#### WHAT YOU SHOULD DO:
Identify the lines in the data below that contain "type" and give only how many there are.

#### PROVIDED DATA:
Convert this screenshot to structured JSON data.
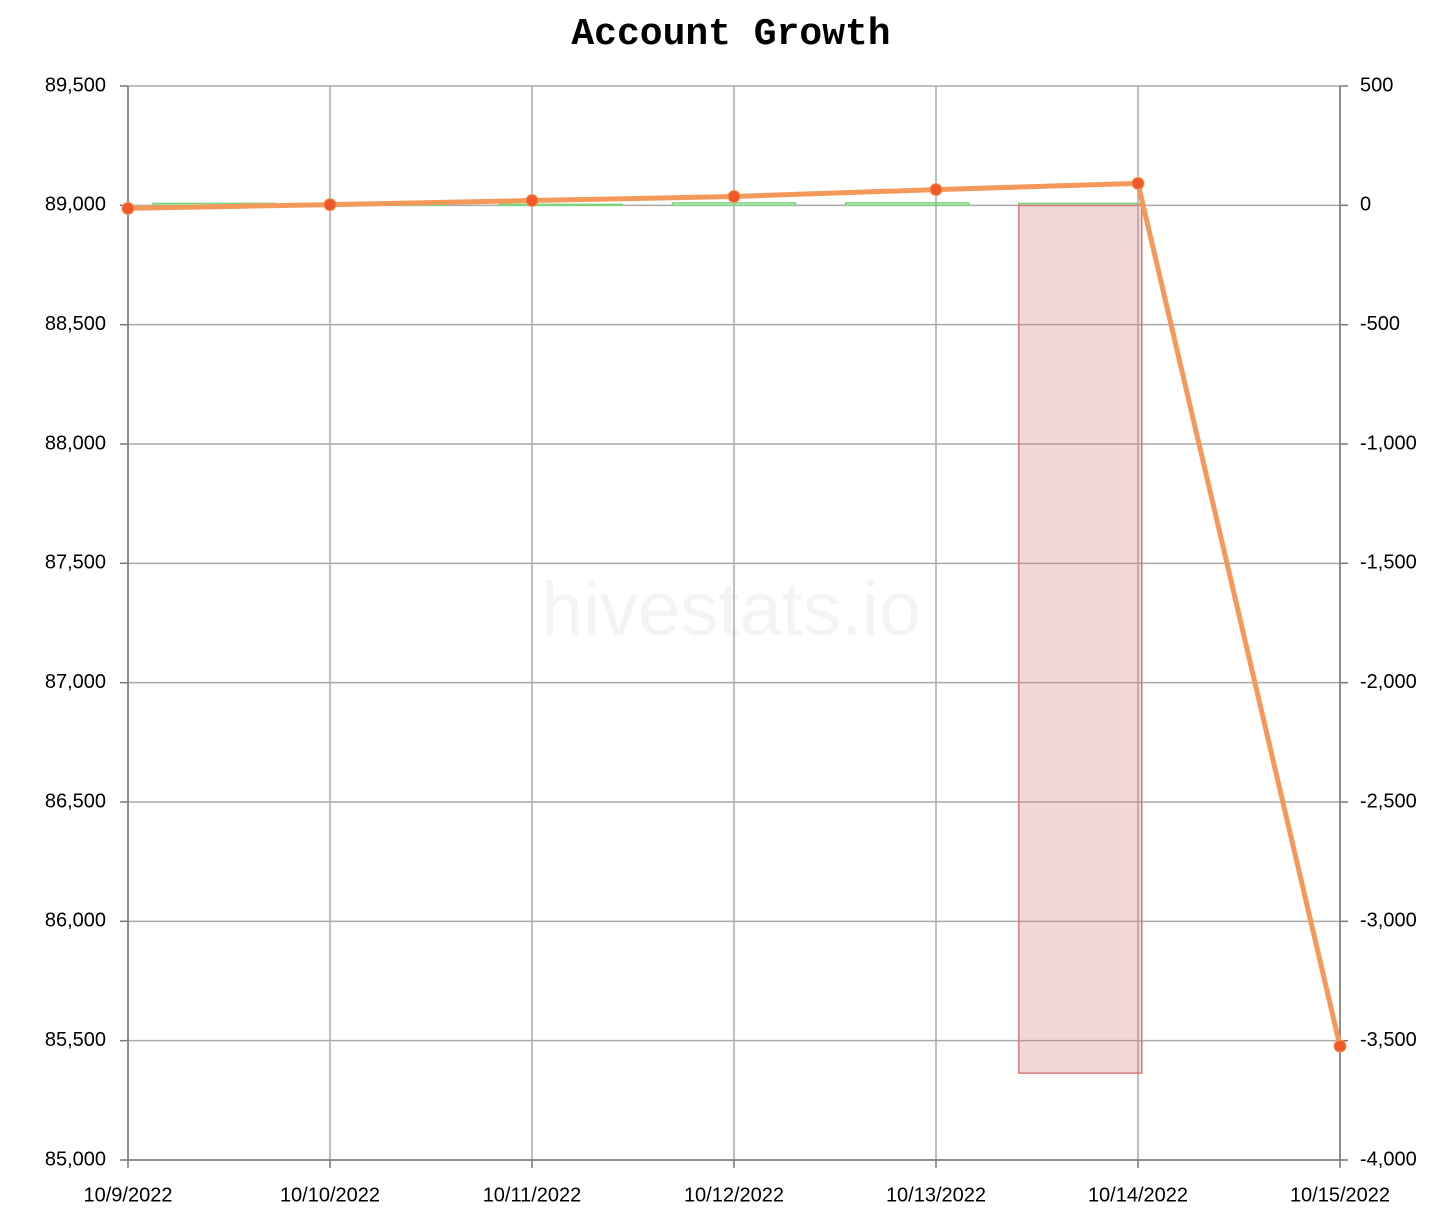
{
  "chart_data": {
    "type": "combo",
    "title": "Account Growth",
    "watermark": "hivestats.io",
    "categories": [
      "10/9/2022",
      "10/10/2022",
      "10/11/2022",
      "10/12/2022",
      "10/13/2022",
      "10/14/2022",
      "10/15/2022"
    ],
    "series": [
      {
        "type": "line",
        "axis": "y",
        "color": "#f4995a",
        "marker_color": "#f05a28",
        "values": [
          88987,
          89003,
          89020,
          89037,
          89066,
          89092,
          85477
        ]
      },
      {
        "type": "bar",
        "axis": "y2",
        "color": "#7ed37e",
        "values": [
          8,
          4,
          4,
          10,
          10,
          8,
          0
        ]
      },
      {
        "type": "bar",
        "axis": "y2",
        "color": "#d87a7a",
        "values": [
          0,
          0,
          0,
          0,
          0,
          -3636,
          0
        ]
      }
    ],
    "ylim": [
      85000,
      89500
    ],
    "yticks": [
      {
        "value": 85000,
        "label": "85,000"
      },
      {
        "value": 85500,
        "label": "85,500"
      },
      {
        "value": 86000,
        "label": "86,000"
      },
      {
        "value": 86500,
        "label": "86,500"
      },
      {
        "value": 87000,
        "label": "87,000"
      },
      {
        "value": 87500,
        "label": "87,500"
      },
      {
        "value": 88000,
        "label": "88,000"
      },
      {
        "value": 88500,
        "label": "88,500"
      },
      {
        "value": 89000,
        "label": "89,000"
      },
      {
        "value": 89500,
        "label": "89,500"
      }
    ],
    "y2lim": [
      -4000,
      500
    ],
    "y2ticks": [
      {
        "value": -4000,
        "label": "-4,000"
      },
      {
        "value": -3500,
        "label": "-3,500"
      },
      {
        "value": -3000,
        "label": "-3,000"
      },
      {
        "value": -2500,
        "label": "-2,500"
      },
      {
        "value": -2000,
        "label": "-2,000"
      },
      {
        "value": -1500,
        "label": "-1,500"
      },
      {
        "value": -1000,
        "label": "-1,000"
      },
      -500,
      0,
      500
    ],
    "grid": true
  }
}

#### RESULT BELOW:
4